-- start Extracted information --

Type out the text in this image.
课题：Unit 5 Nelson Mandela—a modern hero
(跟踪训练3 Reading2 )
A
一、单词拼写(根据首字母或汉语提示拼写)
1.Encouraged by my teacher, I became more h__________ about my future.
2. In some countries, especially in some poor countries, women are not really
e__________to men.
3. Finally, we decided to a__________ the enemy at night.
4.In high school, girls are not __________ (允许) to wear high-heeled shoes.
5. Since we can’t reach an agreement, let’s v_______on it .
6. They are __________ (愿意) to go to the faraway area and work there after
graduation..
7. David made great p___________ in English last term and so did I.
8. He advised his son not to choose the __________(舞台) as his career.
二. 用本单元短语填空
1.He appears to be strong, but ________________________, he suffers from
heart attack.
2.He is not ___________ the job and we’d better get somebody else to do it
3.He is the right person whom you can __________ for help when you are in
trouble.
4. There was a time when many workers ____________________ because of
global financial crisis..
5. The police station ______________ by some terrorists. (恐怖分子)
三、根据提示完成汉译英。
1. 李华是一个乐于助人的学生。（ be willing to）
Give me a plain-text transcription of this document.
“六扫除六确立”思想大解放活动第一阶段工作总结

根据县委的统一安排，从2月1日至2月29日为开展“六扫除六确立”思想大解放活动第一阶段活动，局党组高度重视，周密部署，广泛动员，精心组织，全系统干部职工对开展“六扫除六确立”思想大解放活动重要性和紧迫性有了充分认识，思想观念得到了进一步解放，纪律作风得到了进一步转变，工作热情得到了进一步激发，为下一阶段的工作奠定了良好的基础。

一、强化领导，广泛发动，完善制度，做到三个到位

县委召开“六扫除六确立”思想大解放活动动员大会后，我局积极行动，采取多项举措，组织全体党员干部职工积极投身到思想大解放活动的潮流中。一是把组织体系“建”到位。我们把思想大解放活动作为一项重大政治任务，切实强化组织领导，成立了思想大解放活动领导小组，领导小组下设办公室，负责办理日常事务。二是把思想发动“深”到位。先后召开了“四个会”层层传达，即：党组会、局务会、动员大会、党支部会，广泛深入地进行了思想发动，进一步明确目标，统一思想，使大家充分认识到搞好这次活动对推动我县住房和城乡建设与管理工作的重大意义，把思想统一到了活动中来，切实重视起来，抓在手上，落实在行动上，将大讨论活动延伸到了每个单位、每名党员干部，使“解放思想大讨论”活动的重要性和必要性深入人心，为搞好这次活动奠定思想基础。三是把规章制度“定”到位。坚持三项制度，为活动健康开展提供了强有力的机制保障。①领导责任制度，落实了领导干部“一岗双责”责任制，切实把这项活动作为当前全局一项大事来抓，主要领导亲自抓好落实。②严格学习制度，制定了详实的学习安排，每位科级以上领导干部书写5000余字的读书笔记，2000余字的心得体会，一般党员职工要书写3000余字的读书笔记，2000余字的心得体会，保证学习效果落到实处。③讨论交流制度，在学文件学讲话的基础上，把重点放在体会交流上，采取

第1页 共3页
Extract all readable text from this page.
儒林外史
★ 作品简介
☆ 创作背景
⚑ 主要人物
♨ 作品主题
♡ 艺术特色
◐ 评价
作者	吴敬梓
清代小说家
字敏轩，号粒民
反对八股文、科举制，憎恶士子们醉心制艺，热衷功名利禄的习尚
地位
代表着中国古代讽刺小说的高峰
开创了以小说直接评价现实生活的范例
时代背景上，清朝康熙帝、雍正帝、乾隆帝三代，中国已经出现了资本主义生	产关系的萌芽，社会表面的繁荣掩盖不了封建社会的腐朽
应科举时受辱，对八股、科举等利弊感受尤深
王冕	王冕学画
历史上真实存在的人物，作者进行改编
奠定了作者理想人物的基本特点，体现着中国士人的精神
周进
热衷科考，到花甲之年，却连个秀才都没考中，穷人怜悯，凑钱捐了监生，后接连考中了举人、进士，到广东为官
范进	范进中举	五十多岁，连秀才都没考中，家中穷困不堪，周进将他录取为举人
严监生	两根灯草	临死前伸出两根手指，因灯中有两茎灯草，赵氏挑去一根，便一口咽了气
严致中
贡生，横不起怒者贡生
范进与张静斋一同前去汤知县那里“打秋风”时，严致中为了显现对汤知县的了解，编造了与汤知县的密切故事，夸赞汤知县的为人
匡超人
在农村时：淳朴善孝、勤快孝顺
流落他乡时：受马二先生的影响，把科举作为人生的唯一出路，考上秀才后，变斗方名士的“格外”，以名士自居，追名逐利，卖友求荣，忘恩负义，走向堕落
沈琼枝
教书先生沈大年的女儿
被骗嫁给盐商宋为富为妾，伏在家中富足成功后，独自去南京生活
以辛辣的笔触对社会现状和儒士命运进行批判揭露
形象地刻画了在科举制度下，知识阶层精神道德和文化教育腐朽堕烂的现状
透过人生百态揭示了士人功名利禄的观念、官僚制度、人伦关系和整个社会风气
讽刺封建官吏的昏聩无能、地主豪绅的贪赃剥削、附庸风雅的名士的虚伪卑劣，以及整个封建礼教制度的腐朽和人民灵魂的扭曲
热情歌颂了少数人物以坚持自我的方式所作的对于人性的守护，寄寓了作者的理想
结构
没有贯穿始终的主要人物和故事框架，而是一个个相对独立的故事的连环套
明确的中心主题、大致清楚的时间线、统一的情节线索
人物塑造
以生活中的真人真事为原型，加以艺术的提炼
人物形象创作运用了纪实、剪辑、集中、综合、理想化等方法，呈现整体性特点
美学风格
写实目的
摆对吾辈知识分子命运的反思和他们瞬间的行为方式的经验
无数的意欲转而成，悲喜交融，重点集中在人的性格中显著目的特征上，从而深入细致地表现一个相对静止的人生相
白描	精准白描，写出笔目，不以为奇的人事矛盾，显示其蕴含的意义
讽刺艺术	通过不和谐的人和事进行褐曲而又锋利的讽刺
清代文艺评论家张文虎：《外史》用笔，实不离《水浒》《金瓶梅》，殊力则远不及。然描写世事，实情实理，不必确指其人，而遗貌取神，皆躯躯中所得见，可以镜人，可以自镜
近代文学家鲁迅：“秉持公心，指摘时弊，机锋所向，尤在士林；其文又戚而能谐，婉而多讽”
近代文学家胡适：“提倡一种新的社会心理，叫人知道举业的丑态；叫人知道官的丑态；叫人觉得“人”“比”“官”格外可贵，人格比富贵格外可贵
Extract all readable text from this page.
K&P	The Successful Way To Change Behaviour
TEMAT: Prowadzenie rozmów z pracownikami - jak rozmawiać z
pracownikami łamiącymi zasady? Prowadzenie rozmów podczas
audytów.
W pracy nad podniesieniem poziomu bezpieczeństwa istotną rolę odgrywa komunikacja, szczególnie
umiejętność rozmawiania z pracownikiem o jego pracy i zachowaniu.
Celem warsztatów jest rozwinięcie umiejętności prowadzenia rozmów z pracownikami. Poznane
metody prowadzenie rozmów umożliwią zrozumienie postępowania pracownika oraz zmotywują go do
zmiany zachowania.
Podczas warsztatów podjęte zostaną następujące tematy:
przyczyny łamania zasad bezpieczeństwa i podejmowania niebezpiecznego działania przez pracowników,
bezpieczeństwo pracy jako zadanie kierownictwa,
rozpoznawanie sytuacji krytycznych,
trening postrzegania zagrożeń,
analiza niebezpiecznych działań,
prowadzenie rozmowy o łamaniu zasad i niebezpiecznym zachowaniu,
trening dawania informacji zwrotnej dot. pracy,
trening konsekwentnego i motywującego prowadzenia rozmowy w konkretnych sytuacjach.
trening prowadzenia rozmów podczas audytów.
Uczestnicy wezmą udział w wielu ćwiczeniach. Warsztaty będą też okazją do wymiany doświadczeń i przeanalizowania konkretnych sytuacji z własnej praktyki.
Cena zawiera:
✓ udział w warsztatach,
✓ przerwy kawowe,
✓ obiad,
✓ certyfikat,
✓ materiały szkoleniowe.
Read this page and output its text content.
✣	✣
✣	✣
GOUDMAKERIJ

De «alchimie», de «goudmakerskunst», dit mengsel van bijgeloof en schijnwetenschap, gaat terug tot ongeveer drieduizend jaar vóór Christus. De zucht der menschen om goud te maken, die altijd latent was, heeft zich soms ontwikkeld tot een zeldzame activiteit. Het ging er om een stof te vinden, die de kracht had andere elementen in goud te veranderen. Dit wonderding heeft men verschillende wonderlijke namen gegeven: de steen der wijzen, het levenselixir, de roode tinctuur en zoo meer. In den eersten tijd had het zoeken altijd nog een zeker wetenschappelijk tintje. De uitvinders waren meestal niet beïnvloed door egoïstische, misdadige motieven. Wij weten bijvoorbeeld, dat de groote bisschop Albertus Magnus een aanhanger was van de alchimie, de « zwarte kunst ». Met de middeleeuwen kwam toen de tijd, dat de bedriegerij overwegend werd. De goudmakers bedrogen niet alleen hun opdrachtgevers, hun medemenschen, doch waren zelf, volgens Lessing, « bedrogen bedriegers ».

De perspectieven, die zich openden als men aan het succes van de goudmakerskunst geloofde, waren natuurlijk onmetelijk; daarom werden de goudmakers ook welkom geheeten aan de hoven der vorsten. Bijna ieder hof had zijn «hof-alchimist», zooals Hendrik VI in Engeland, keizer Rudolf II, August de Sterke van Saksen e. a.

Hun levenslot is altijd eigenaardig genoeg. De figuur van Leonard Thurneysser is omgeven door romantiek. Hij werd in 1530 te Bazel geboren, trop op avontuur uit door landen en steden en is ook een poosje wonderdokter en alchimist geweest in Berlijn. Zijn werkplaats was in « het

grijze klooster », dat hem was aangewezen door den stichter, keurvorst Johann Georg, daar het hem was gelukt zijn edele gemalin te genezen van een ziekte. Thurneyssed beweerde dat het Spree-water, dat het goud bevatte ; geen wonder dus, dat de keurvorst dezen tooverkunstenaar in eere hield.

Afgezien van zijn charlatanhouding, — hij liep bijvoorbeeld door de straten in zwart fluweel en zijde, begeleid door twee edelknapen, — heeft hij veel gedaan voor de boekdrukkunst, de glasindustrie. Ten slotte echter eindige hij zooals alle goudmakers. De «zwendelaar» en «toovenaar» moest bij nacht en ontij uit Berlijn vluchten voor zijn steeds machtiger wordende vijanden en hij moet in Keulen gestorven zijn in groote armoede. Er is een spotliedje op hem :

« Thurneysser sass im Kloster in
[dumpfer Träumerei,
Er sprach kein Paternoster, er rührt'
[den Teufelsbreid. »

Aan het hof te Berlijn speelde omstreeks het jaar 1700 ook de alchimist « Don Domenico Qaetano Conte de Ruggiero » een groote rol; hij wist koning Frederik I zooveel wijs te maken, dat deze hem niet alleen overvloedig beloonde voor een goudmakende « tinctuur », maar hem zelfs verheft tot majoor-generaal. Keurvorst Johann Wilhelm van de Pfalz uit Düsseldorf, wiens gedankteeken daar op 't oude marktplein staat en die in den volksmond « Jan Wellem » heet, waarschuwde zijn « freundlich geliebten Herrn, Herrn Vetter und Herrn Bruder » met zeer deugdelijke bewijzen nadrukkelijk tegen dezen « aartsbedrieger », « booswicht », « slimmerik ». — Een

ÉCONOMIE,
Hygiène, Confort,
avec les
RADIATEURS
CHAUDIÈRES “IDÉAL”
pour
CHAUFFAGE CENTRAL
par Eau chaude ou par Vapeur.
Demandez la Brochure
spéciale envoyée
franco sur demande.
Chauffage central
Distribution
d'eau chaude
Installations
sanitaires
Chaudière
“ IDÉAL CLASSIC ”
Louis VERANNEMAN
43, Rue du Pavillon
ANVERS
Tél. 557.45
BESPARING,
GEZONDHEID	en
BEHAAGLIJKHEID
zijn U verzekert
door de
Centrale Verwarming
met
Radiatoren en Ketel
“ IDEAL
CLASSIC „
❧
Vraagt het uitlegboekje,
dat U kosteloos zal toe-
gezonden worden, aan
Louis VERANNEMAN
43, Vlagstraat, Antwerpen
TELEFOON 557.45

-- end Extracted information --

*Task description*: Determine how many lines of the listing above include the word "rozmów", and report that number only.

*Exercise answer*: 5